**SET PROBLEM**
Quote the entries below word for word, beginning with the first line and stopping after the line that contains "The corner part 247 is at (673, 187).", including that line.

**TASK INPUTS**
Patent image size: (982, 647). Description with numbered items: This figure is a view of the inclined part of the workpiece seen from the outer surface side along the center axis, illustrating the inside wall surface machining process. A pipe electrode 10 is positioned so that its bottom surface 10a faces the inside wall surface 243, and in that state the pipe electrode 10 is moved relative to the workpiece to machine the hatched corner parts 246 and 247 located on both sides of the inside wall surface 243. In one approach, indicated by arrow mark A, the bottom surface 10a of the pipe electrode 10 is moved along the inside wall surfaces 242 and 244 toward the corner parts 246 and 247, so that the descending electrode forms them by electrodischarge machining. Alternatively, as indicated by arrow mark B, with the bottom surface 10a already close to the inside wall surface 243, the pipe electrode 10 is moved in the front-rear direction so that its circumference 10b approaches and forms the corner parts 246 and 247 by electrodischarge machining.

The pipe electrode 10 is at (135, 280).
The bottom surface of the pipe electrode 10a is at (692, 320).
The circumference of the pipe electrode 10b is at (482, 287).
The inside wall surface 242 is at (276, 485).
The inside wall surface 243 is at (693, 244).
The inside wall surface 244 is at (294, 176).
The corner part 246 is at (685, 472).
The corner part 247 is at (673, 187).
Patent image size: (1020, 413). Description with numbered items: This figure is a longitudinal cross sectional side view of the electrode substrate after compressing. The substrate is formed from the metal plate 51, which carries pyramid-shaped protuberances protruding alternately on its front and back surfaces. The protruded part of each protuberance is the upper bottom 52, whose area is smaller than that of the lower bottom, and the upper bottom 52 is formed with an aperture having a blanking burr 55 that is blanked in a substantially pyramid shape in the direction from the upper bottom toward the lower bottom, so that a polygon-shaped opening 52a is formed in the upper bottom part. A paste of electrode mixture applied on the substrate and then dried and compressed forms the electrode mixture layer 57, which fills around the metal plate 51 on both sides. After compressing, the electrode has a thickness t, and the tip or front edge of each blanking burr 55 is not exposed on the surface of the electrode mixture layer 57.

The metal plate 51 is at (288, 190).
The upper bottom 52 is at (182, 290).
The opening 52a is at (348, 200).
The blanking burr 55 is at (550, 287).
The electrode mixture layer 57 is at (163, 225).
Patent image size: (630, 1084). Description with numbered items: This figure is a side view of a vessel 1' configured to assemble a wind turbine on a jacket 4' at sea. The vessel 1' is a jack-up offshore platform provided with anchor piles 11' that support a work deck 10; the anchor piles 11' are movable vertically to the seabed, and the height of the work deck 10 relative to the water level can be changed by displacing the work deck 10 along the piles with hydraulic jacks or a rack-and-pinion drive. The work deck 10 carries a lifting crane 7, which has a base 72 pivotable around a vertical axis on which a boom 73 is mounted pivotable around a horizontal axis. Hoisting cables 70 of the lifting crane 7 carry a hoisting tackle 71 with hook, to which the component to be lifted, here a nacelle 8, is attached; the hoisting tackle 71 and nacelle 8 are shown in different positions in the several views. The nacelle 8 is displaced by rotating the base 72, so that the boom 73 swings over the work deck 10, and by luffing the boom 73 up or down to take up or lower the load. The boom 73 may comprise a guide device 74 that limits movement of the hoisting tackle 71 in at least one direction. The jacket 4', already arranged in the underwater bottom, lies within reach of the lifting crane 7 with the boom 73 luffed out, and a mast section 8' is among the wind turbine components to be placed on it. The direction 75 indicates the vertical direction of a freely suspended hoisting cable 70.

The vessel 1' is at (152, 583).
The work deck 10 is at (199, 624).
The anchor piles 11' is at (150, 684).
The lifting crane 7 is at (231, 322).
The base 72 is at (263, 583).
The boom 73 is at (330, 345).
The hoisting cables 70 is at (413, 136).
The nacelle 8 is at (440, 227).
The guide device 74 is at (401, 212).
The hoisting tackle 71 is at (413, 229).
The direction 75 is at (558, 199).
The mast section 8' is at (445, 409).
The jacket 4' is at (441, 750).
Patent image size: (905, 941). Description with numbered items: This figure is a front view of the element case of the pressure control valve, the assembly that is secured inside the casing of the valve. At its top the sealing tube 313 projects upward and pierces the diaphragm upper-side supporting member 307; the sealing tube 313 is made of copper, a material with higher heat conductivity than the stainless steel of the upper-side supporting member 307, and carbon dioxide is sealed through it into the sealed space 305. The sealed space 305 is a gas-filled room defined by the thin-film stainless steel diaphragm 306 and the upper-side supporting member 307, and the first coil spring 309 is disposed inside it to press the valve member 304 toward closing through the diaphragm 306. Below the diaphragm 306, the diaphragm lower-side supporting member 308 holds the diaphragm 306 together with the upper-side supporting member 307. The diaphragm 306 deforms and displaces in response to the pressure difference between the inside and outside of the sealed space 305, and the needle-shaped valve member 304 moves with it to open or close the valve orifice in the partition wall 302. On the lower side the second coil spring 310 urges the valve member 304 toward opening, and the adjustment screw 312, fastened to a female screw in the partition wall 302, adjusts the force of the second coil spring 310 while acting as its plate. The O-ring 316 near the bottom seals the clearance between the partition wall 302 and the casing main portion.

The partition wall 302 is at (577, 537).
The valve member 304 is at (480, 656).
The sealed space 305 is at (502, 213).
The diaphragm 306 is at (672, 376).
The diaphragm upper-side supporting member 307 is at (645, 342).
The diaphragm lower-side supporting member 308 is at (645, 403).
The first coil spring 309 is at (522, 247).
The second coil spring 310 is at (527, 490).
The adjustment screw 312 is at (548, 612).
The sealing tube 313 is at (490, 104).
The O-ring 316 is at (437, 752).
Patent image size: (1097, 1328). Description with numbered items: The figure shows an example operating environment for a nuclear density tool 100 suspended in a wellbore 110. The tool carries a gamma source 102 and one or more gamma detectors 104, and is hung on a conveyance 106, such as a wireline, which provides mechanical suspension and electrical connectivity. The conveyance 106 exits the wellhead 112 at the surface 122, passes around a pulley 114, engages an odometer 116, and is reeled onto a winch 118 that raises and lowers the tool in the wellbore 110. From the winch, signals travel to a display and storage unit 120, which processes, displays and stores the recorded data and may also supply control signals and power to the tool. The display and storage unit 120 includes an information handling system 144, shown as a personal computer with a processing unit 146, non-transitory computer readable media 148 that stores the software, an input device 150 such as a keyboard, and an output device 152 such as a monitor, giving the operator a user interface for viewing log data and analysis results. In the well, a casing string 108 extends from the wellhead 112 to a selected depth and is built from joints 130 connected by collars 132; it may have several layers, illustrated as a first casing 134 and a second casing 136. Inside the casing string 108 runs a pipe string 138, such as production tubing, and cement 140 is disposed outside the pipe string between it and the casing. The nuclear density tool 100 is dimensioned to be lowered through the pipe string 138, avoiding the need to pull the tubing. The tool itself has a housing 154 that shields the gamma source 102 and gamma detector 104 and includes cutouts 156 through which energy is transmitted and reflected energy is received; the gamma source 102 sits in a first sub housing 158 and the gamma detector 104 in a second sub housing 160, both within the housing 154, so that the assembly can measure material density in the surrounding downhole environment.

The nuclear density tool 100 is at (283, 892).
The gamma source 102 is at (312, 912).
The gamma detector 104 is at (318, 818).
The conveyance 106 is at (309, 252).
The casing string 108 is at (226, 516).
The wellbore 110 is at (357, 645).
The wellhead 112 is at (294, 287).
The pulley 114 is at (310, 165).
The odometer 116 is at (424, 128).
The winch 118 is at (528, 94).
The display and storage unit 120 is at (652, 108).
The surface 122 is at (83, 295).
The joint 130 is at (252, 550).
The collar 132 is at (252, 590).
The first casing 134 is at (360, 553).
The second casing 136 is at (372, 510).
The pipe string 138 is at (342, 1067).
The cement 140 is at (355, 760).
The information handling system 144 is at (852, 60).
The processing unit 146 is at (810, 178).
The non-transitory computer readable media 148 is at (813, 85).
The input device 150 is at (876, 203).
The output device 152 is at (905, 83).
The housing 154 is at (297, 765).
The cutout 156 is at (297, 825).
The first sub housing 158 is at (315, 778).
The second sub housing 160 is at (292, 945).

**OUTPUT FOR THIS TASK**
Patent image size: (982, 647). Description with numbered items: This figure is a view of the inclined part of the workpiece seen from the outer surface side along the center axis, illustrating the inside wall surface machining process. A pipe electrode 10 is positioned so that its bottom surface 10a faces the inside wall surface 243, and in that state the pipe electrode 10 is moved relative to the workpiece to machine the hatched corner parts 246 and 247 located on both sides of the inside wall surface 243. In one approach, indicated by arrow mark A, the bottom surface 10a of the pipe electrode 10 is moved along the inside wall surfaces 242 and 244 toward the corner parts 246 and 247, so that the descending electrode forms them by electrodischarge machining. Alternatively, as indicated by arrow mark B, with the bottom surface 10a already close to the inside wall surface 243, the pipe electrode 10 is moved in the front-rear direction so that its circumference 10b approaches and forms the corner parts 246 and 247 by electrodischarge machining.

The pipe electrode 10 is at (135, 280).
The bottom surface of the pipe electrode 10a is at (692, 320).
The circumference of the pipe electrode 10b is at (482, 287).
The inside wall surface 242 is at (276, 485).
The inside wall surface 243 is at (693, 244).
The inside wall surface 244 is at (294, 176).
The corner part 246 is at (685, 472).
The corner part 247 is at (673, 187).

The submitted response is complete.